**Work instructions:** All entries below need to be written out exactly, but without their pictures.

**Dataset:**
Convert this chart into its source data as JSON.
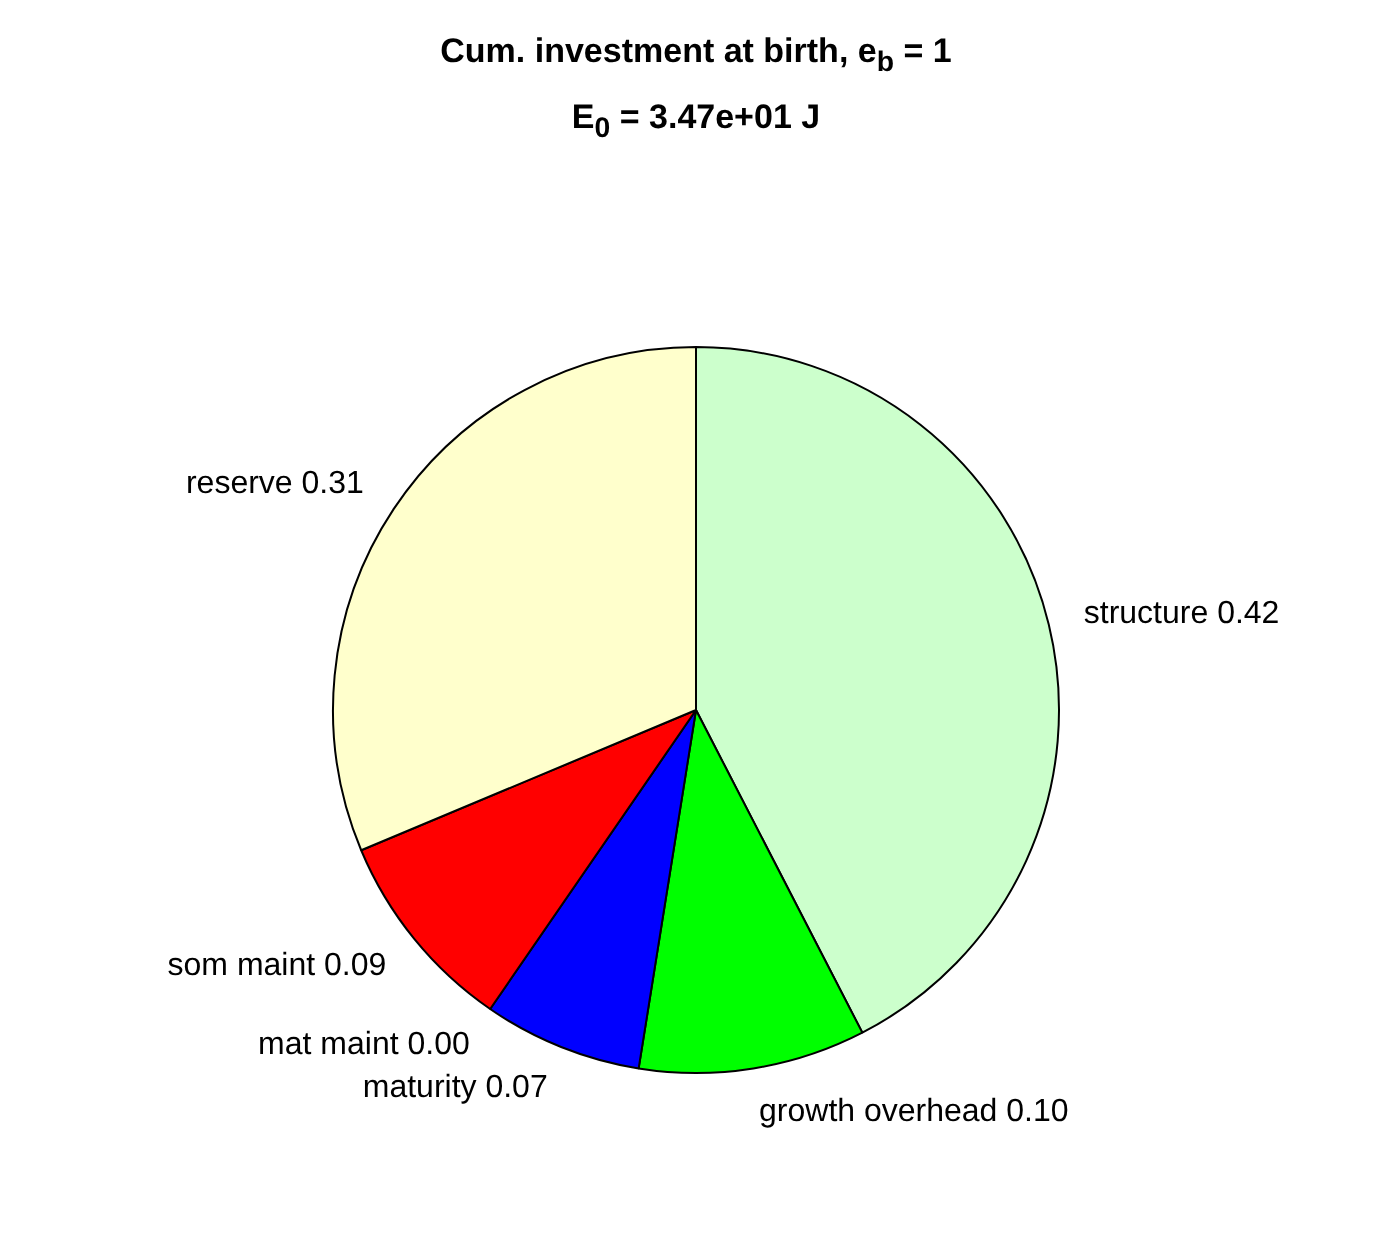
{
  "chart_data": {
    "type": "pie",
    "title": "Cum. investment at birth, e$_{b}$ = 1",
    "subtitle": "E$_{0}$ = 3.47e+01 J",
    "categories": [
      "structure",
      "growth overhead",
      "maturity",
      "mat maint",
      "som maint",
      "reserve"
    ],
    "values": [
      0.42,
      0.1,
      0.07,
      0.0,
      0.09,
      0.31
    ],
    "value_labels": [
      "0.42",
      "0.10",
      "0.07",
      "0.00",
      "0.09",
      "0.31"
    ],
    "colors": [
      "#ccffcc",
      "#00ff00",
      "#0000ff",
      "#000000",
      "#ff0000",
      "#ffffcc"
    ],
    "legend": false
  }
}
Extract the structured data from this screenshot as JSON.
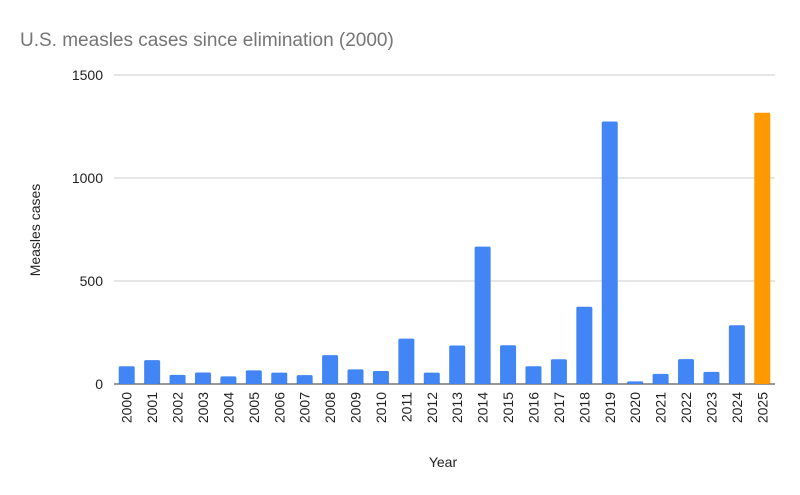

**Response to this task:**
Convert this chart into its source data as JSON.
{
  "chart_data": {
    "type": "pie",
    "title": "Cum. investment at birth, e$_{b}$ = 1",
    "subtitle": "E$_{0}$ = 3.47e+01 J",
    "categories": [
      "structure",
      "growth overhead",
      "maturity",
      "mat maint",
      "som maint",
      "reserve"
    ],
    "values": [
      0.42,
      0.1,
      0.07,
      0.0,
      0.09,
      0.31
    ],
    "value_labels": [
      "0.42",
      "0.10",
      "0.07",
      "0.00",
      "0.09",
      "0.31"
    ],
    "colors": [
      "#ccffcc",
      "#00ff00",
      "#0000ff",
      "#000000",
      "#ff0000",
      "#ffffcc"
    ],
    "legend": false
  }
}
Extract the structured data from this screenshot as JSON.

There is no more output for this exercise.